Figure collection entries
========
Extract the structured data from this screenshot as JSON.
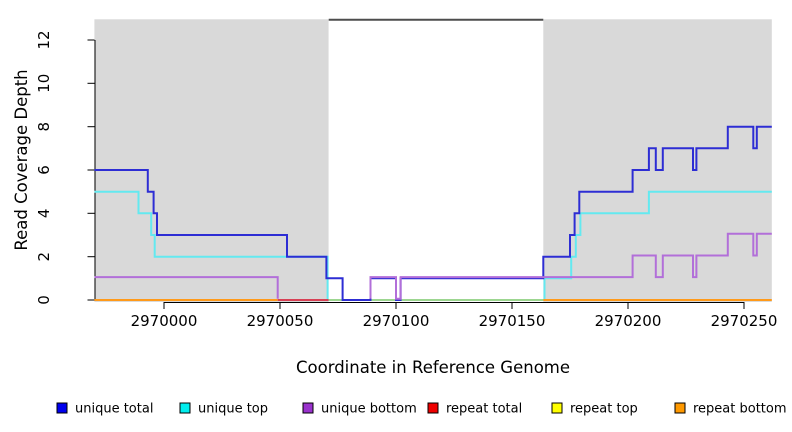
{
  "chart_data": {
    "type": "line",
    "title": "",
    "xlabel": "Coordinate in Reference Genome",
    "ylabel": "Read Coverage Depth",
    "xlim": [
      2969970,
      2970262
    ],
    "ylim": [
      0,
      13
    ],
    "grid": false,
    "legend_position": "bottom",
    "x_ticks": [
      {
        "value": 2970000,
        "label": "2970000"
      },
      {
        "value": 2970050,
        "label": "2970050"
      },
      {
        "value": 2970100,
        "label": "2970100"
      },
      {
        "value": 2970150,
        "label": "2970150"
      },
      {
        "value": 2970200,
        "label": "2970200"
      },
      {
        "value": 2970250,
        "label": "2970250"
      }
    ],
    "y_ticks": [
      {
        "value": 0,
        "label": "0"
      },
      {
        "value": 2,
        "label": "2"
      },
      {
        "value": 4,
        "label": "4"
      },
      {
        "value": 6,
        "label": "6"
      },
      {
        "value": 8,
        "label": "8"
      },
      {
        "value": 10,
        "label": "10"
      },
      {
        "value": 12,
        "label": "12"
      }
    ],
    "background_regions": [
      {
        "name": "unique-left-region",
        "start": 2969970,
        "end": 2970071,
        "fill": "#d9d9d9"
      },
      {
        "name": "repeat-window-region",
        "start": 2970071,
        "end": 2970163.5,
        "fill": "#ffffff"
      },
      {
        "name": "unique-right-region",
        "start": 2970163.5,
        "end": 2970262,
        "fill": "#d9d9d9"
      }
    ],
    "repeat_marker": {
      "start": 2970071,
      "end": 2970163.5,
      "color": "#4d4d4d"
    },
    "series": [
      {
        "id": "unique-top",
        "legend": "unique top",
        "color": "#63e9f0",
        "legend_color": "#00eeee",
        "dy": 0,
        "segments": [
          [
            [
              2969970,
              5
            ],
            [
              2969989,
              4
            ],
            [
              2969994.5,
              3
            ],
            [
              2969996,
              2
            ],
            [
              2970070.5,
              0
            ],
            [
              2970164,
              1
            ],
            [
              2970175.5,
              2
            ],
            [
              2970177.5,
              3
            ],
            [
              2970179.5,
              4
            ],
            [
              2970209,
              5
            ],
            [
              2970262,
              5
            ]
          ]
        ]
      },
      {
        "id": "repeat-total",
        "legend": "repeat total",
        "color": "#d84055",
        "legend_color": "#ee0000",
        "dy": 0,
        "segments": [
          [
            [
              2970049,
              0
            ],
            [
              2970071,
              0
            ]
          ]
        ]
      },
      {
        "id": "repeat-top",
        "legend": "repeat top",
        "color": "#9cd690",
        "legend_color": "#ffff00",
        "dy": 0,
        "segments": [
          [
            [
              2970071,
              0
            ],
            [
              2970163.5,
              0
            ]
          ]
        ]
      },
      {
        "id": "unique-total",
        "legend": "unique total",
        "color": "#2d2dd4",
        "legend_color": "#0000ee",
        "dy": 0,
        "segments": [
          [
            [
              2969970,
              6
            ],
            [
              2969993,
              5
            ],
            [
              2969995.5,
              4
            ],
            [
              2969997,
              3
            ],
            [
              2970053,
              2
            ],
            [
              2970070,
              1
            ],
            [
              2970077,
              0
            ],
            [
              2970089,
              1
            ],
            [
              2970100,
              0
            ],
            [
              2970102,
              1
            ],
            [
              2970163.5,
              2
            ],
            [
              2970175,
              3
            ],
            [
              2970177,
              4
            ],
            [
              2970179,
              5
            ],
            [
              2970202,
              6
            ],
            [
              2970209,
              7
            ],
            [
              2970212,
              6
            ],
            [
              2970215,
              7
            ],
            [
              2970228,
              6
            ],
            [
              2970229.5,
              7
            ],
            [
              2970243,
              8
            ],
            [
              2970254,
              7
            ],
            [
              2970255.5,
              8
            ],
            [
              2970262,
              8
            ]
          ]
        ]
      },
      {
        "id": "unique-bottom",
        "legend": "unique bottom",
        "color": "#b26fd9",
        "legend_color": "#9a32cd",
        "dy": -1.2,
        "segments": [
          [
            [
              2969970,
              1
            ],
            [
              2970049,
              0
            ]
          ],
          [
            [
              2970089,
              0
            ],
            [
              2970089,
              1
            ],
            [
              2970100,
              0
            ],
            [
              2970102,
              1
            ],
            [
              2970202,
              2
            ],
            [
              2970212,
              1
            ],
            [
              2970215,
              2
            ],
            [
              2970228,
              1
            ],
            [
              2970229.5,
              2
            ],
            [
              2970243,
              3
            ],
            [
              2970254,
              2
            ],
            [
              2970255.5,
              3
            ],
            [
              2970262,
              3
            ]
          ]
        ]
      },
      {
        "id": "repeat-bottom",
        "legend": "repeat bottom",
        "color": "#ff9a1a",
        "legend_color": "#ff9900",
        "dy": 0,
        "segments": [
          [
            [
              2969970,
              0
            ],
            [
              2970049,
              0
            ]
          ],
          [
            [
              2970163.5,
              0
            ],
            [
              2970262,
              0
            ]
          ]
        ]
      }
    ],
    "legend": [
      {
        "label": "unique total",
        "color": "#0000ee"
      },
      {
        "label": "unique top",
        "color": "#00eeee"
      },
      {
        "label": "unique bottom",
        "color": "#9a32cd"
      },
      {
        "label": "repeat total",
        "color": "#ee0000"
      },
      {
        "label": "repeat top",
        "color": "#ffff00"
      },
      {
        "label": "repeat bottom",
        "color": "#ff9900"
      }
    ]
  }
}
========
A faithful copy of all the data above, without its pictures, is the expected result.

● **SOLUTION FOR THIS TASK**
Extract the structured data from this screenshot as JSON.
{
  "chart_data": {
    "type": "line",
    "title": "",
    "xlabel": "Coordinate in Reference Genome",
    "ylabel": "Read Coverage Depth",
    "xlim": [
      2969970,
      2970262
    ],
    "ylim": [
      0,
      13
    ],
    "grid": false,
    "legend_position": "bottom",
    "x_ticks": [
      {
        "value": 2970000,
        "label": "2970000"
      },
      {
        "value": 2970050,
        "label": "2970050"
      },
      {
        "value": 2970100,
        "label": "2970100"
      },
      {
        "value": 2970150,
        "label": "2970150"
      },
      {
        "value": 2970200,
        "label": "2970200"
      },
      {
        "value": 2970250,
        "label": "2970250"
      }
    ],
    "y_ticks": [
      {
        "value": 0,
        "label": "0"
      },
      {
        "value": 2,
        "label": "2"
      },
      {
        "value": 4,
        "label": "4"
      },
      {
        "value": 6,
        "label": "6"
      },
      {
        "value": 8,
        "label": "8"
      },
      {
        "value": 10,
        "label": "10"
      },
      {
        "value": 12,
        "label": "12"
      }
    ],
    "background_regions": [
      {
        "name": "unique-left-region",
        "start": 2969970,
        "end": 2970071,
        "fill": "#d9d9d9"
      },
      {
        "name": "repeat-window-region",
        "start": 2970071,
        "end": 2970163.5,
        "fill": "#ffffff"
      },
      {
        "name": "unique-right-region",
        "start": 2970163.5,
        "end": 2970262,
        "fill": "#d9d9d9"
      }
    ],
    "repeat_marker": {
      "start": 2970071,
      "end": 2970163.5,
      "color": "#4d4d4d"
    },
    "series": [
      {
        "id": "unique-top",
        "legend": "unique top",
        "color": "#63e9f0",
        "legend_color": "#00eeee",
        "dy": 0,
        "segments": [
          [
            [
              2969970,
              5
            ],
            [
              2969989,
              4
            ],
            [
              2969994.5,
              3
            ],
            [
              2969996,
              2
            ],
            [
              2970070.5,
              0
            ],
            [
              2970164,
              1
            ],
            [
              2970175.5,
              2
            ],
            [
              2970177.5,
              3
            ],
            [
              2970179.5,
              4
            ],
            [
              2970209,
              5
            ],
            [
              2970262,
              5
            ]
          ]
        ]
      },
      {
        "id": "repeat-total",
        "legend": "repeat total",
        "color": "#d84055",
        "legend_color": "#ee0000",
        "dy": 0,
        "segments": [
          [
            [
              2970049,
              0
            ],
            [
              2970071,
              0
            ]
          ]
        ]
      },
      {
        "id": "repeat-top",
        "legend": "repeat top",
        "color": "#9cd690",
        "legend_color": "#ffff00",
        "dy": 0,
        "segments": [
          [
            [
              2970071,
              0
            ],
            [
              2970163.5,
              0
            ]
          ]
        ]
      },
      {
        "id": "unique-total",
        "legend": "unique total",
        "color": "#2d2dd4",
        "legend_color": "#0000ee",
        "dy": 0,
        "segments": [
          [
            [
              2969970,
              6
            ],
            [
              2969993,
              5
            ],
            [
              2969995.5,
              4
            ],
            [
              2969997,
              3
            ],
            [
              2970053,
              2
            ],
            [
              2970070,
              1
            ],
            [
              2970077,
              0
            ],
            [
              2970089,
              1
            ],
            [
              2970100,
              0
            ],
            [
              2970102,
              1
            ],
            [
              2970163.5,
              2
            ],
            [
              2970175,
              3
            ],
            [
              2970177,
              4
            ],
            [
              2970179,
              5
            ],
            [
              2970202,
              6
            ],
            [
              2970209,
              7
            ],
            [
              2970212,
              6
            ],
            [
              2970215,
              7
            ],
            [
              2970228,
              6
            ],
            [
              2970229.5,
              7
            ],
            [
              2970243,
              8
            ],
            [
              2970254,
              7
            ],
            [
              2970255.5,
              8
            ],
            [
              2970262,
              8
            ]
          ]
        ]
      },
      {
        "id": "unique-bottom",
        "legend": "unique bottom",
        "color": "#b26fd9",
        "legend_color": "#9a32cd",
        "dy": -1.2,
        "segments": [
          [
            [
              2969970,
              1
            ],
            [
              2970049,
              0
            ]
          ],
          [
            [
              2970089,
              0
            ],
            [
              2970089,
              1
            ],
            [
              2970100,
              0
            ],
            [
              2970102,
              1
            ],
            [
              2970202,
              2
            ],
            [
              2970212,
              1
            ],
            [
              2970215,
              2
            ],
            [
              2970228,
              1
            ],
            [
              2970229.5,
              2
            ],
            [
              2970243,
              3
            ],
            [
              2970254,
              2
            ],
            [
              2970255.5,
              3
            ],
            [
              2970262,
              3
            ]
          ]
        ]
      },
      {
        "id": "repeat-bottom",
        "legend": "repeat bottom",
        "color": "#ff9a1a",
        "legend_color": "#ff9900",
        "dy": 0,
        "segments": [
          [
            [
              2969970,
              0
            ],
            [
              2970049,
              0
            ]
          ],
          [
            [
              2970163.5,
              0
            ],
            [
              2970262,
              0
            ]
          ]
        ]
      }
    ],
    "legend": [
      {
        "label": "unique total",
        "color": "#0000ee"
      },
      {
        "label": "unique top",
        "color": "#00eeee"
      },
      {
        "label": "unique bottom",
        "color": "#9a32cd"
      },
      {
        "label": "repeat total",
        "color": "#ee0000"
      },
      {
        "label": "repeat top",
        "color": "#ffff00"
      },
      {
        "label": "repeat bottom",
        "color": "#ff9900"
      }
    ]
  }
}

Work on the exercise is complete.